◆ **STATED EXERCISE**:
Return every line of the material exactly.

::: INFORMATION SHOWN

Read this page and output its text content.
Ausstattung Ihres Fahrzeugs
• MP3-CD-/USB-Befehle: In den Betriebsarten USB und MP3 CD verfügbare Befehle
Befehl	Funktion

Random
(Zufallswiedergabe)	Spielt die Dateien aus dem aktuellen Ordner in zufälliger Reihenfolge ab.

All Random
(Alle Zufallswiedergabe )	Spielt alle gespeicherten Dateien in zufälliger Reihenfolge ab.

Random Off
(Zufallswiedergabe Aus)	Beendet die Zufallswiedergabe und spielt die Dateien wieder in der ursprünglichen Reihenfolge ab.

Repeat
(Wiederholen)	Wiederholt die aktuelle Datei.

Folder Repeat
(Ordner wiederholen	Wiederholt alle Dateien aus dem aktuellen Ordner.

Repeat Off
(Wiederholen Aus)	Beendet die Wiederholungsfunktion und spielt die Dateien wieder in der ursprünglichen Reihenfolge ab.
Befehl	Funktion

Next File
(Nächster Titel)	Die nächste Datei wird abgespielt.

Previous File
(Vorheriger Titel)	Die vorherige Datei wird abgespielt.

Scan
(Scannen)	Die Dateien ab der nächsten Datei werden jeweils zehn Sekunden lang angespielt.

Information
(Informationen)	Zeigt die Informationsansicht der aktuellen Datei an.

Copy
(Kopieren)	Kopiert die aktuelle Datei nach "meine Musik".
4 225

::::::

◆ **RESPONSE**:
Read this page and output its text content.
Ausstattung Ihres Fahrzeugs
• MP3-CD-/USB-Befehle: In den Betriebsarten USB und MP3 CD verfügbare Befehle
Befehl	Funktion

Random
(Zufallswiedergabe)	Spielt die Dateien aus dem aktuellen Ordner in zufälliger Reihenfolge ab.

All Random
(Alle Zufallswiedergabe )	Spielt alle gespeicherten Dateien in zufälliger Reihenfolge ab.

Random Off
(Zufallswiedergabe Aus)	Beendet die Zufallswiedergabe und spielt die Dateien wieder in der ursprünglichen Reihenfolge ab.

Repeat
(Wiederholen)	Wiederholt die aktuelle Datei.

Folder Repeat
(Ordner wiederholen	Wiederholt alle Dateien aus dem aktuellen Ordner.

Repeat Off
(Wiederholen Aus)	Beendet die Wiederholungsfunktion und spielt die Dateien wieder in der ursprünglichen Reihenfolge ab.
Befehl	Funktion

Next File
(Nächster Titel)	Die nächste Datei wird abgespielt.

Previous File
(Vorheriger Titel)	Die vorherige Datei wird abgespielt.

Scan
(Scannen)	Die Dateien ab der nächsten Datei werden jeweils zehn Sekunden lang angespielt.

Information
(Informationen)	Zeigt die Informationsansicht der aktuellen Datei an.

Copy
(Kopieren)	Kopiert die aktuelle Datei nach "meine Musik".
4 225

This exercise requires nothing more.